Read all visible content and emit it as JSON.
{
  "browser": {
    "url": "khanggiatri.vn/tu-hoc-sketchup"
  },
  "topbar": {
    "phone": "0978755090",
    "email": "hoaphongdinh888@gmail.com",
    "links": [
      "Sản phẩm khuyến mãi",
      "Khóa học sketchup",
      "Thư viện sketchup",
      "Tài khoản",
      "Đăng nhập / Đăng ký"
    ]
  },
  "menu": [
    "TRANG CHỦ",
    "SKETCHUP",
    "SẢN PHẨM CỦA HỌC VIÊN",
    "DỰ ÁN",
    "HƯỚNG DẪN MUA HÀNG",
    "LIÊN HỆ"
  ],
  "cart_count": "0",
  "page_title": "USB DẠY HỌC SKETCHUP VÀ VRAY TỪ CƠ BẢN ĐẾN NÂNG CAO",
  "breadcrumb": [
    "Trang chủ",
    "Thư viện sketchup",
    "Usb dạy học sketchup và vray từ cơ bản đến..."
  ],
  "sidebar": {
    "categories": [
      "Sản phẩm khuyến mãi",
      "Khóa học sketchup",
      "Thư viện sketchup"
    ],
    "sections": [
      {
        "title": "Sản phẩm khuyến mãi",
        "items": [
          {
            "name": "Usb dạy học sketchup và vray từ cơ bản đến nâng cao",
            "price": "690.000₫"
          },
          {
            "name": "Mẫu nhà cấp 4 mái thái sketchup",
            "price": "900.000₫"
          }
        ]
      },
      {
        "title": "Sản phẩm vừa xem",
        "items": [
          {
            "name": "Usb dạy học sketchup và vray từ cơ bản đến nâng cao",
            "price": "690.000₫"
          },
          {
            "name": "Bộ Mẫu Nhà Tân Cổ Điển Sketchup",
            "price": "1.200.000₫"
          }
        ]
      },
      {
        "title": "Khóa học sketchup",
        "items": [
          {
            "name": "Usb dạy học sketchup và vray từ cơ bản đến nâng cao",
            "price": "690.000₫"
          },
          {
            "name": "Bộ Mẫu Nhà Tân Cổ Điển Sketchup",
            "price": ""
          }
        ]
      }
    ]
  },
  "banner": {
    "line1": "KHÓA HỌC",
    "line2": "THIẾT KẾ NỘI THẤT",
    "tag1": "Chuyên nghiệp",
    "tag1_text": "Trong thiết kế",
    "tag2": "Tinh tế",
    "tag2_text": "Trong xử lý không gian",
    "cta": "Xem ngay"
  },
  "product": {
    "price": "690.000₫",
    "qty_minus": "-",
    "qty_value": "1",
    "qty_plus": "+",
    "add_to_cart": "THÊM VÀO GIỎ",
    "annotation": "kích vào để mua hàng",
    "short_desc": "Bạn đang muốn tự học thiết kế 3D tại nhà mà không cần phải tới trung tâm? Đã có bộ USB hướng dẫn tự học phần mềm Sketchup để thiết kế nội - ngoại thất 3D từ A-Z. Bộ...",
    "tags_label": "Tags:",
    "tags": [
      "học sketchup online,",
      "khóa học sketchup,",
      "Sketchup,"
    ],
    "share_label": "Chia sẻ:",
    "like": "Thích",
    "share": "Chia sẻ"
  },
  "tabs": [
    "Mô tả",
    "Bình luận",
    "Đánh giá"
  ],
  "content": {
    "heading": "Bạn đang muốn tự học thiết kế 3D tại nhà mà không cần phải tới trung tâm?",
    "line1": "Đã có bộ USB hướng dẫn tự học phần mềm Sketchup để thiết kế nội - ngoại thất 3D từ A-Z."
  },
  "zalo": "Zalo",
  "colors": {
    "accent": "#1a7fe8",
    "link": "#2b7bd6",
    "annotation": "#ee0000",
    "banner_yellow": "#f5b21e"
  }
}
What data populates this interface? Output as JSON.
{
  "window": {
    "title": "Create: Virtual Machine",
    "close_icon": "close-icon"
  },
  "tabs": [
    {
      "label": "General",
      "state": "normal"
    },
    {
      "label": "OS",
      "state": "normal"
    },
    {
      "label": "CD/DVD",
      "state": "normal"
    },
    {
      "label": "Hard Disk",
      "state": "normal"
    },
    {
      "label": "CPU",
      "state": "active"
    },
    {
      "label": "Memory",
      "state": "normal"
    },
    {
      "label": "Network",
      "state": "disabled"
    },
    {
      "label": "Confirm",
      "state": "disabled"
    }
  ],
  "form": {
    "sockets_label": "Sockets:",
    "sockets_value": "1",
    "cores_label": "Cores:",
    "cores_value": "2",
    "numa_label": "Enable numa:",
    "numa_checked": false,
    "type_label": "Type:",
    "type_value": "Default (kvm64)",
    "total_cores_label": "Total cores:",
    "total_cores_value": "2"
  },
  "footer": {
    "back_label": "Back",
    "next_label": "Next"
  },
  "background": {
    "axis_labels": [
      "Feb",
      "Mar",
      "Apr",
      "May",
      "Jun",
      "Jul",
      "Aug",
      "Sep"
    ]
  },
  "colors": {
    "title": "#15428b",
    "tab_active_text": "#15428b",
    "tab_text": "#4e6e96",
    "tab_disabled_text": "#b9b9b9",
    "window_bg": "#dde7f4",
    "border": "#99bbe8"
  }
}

What to do:
Return all of the data exactly as it reads.

Exercise response:
Read all visible content and emit it as JSON.
{
  "browser": {
    "url": "khanggiatri.vn/tu-hoc-sketchup"
  },
  "topbar": {
    "phone": "0978755090",
    "email": "hoaphongdinh888@gmail.com",
    "links": [
      "Sản phẩm khuyến mãi",
      "Khóa học sketchup",
      "Thư viện sketchup",
      "Tài khoản",
      "Đăng nhập / Đăng ký"
    ]
  },
  "menu": [
    "TRANG CHỦ",
    "SKETCHUP",
    "SẢN PHẨM CỦA HỌC VIÊN",
    "DỰ ÁN",
    "HƯỚNG DẪN MUA HÀNG",
    "LIÊN HỆ"
  ],
  "cart_count": "0",
  "page_title": "USB DẠY HỌC SKETCHUP VÀ VRAY TỪ CƠ BẢN ĐẾN NÂNG CAO",
  "breadcrumb": [
    "Trang chủ",
    "Thư viện sketchup",
    "Usb dạy học sketchup và vray từ cơ bản đến..."
  ],
  "sidebar": {
    "categories": [
      "Sản phẩm khuyến mãi",
      "Khóa học sketchup",
      "Thư viện sketchup"
    ],
    "sections": [
      {
        "title": "Sản phẩm khuyến mãi",
        "items": [
          {
            "name": "Usb dạy học sketchup và vray từ cơ bản đến nâng cao",
            "price": "690.000₫"
          },
          {
            "name": "Mẫu nhà cấp 4 mái thái sketchup",
            "price": "900.000₫"
          }
        ]
      },
      {
        "title": "Sản phẩm vừa xem",
        "items": [
          {
            "name": "Usb dạy học sketchup và vray từ cơ bản đến nâng cao",
            "price": "690.000₫"
          },
          {
            "name": "Bộ Mẫu Nhà Tân Cổ Điển Sketchup",
            "price": "1.200.000₫"
          }
        ]
      },
      {
        "title": "Khóa học sketchup",
        "items": [
          {
            "name": "Usb dạy học sketchup và vray từ cơ bản đến nâng cao",
            "price": "690.000₫"
          },
          {
            "name": "Bộ Mẫu Nhà Tân Cổ Điển Sketchup",
            "price": ""
          }
        ]
      }
    ]
  },
  "banner": {
    "line1": "KHÓA HỌC",
    "line2": "THIẾT KẾ NỘI THẤT",
    "tag1": "Chuyên nghiệp",
    "tag1_text": "Trong thiết kế",
    "tag2": "Tinh tế",
    "tag2_text": "Trong xử lý không gian",
    "cta": "Xem ngay"
  },
  "product": {
    "price": "690.000₫",
    "qty_minus": "-",
    "qty_value": "1",
    "qty_plus": "+",
    "add_to_cart": "THÊM VÀO GIỎ",
    "annotation": "kích vào để mua hàng",
    "short_desc": "Bạn đang muốn tự học thiết kế 3D tại nhà mà không cần phải tới trung tâm? Đã có bộ USB hướng dẫn tự học phần mềm Sketchup để thiết kế nội - ngoại thất 3D từ A-Z. Bộ...",
    "tags_label": "Tags:",
    "tags": [
      "học sketchup online,",
      "khóa học sketchup,",
      "Sketchup,"
    ],
    "share_label": "Chia sẻ:",
    "like": "Thích",
    "share": "Chia sẻ"
  },
  "tabs": [
    "Mô tả",
    "Bình luận",
    "Đánh giá"
  ],
  "content": {
    "heading": "Bạn đang muốn tự học thiết kế 3D tại nhà mà không cần phải tới trung tâm?",
    "line1": "Đã có bộ USB hướng dẫn tự học phần mềm Sketchup để thiết kế nội - ngoại thất 3D từ A-Z."
  },
  "zalo": "Zalo",
  "colors": {
    "accent": "#1a7fe8",
    "link": "#2b7bd6",
    "annotation": "#ee0000",
    "banner_yellow": "#f5b21e"
  }
}
What data populates this interface? Output as JSON.
{
  "window": {
    "title": "Create: Virtual Machine",
    "close_icon": "close-icon"
  },
  "tabs": [
    {
      "label": "General",
      "state": "normal"
    },
    {
      "label": "OS",
      "state": "normal"
    },
    {
      "label": "CD/DVD",
      "state": "normal"
    },
    {
      "label": "Hard Disk",
      "state": "normal"
    },
    {
      "label": "CPU",
      "state": "active"
    },
    {
      "label": "Memory",
      "state": "normal"
    },
    {
      "label": "Network",
      "state": "disabled"
    },
    {
      "label": "Confirm",
      "state": "disabled"
    }
  ],
  "form": {
    "sockets_label": "Sockets:",
    "sockets_value": "1",
    "cores_label": "Cores:",
    "cores_value": "2",
    "numa_label": "Enable numa:",
    "numa_checked": false,
    "type_label": "Type:",
    "type_value": "Default (kvm64)",
    "total_cores_label": "Total cores:",
    "total_cores_value": "2"
  },
  "footer": {
    "back_label": "Back",
    "next_label": "Next"
  },
  "background": {
    "axis_labels": [
      "Feb",
      "Mar",
      "Apr",
      "May",
      "Jun",
      "Jul",
      "Aug",
      "Sep"
    ]
  },
  "colors": {
    "title": "#15428b",
    "tab_active_text": "#15428b",
    "tab_text": "#4e6e96",
    "tab_disabled_text": "#b9b9b9",
    "window_bg": "#dde7f4",
    "border": "#99bbe8"
  }
}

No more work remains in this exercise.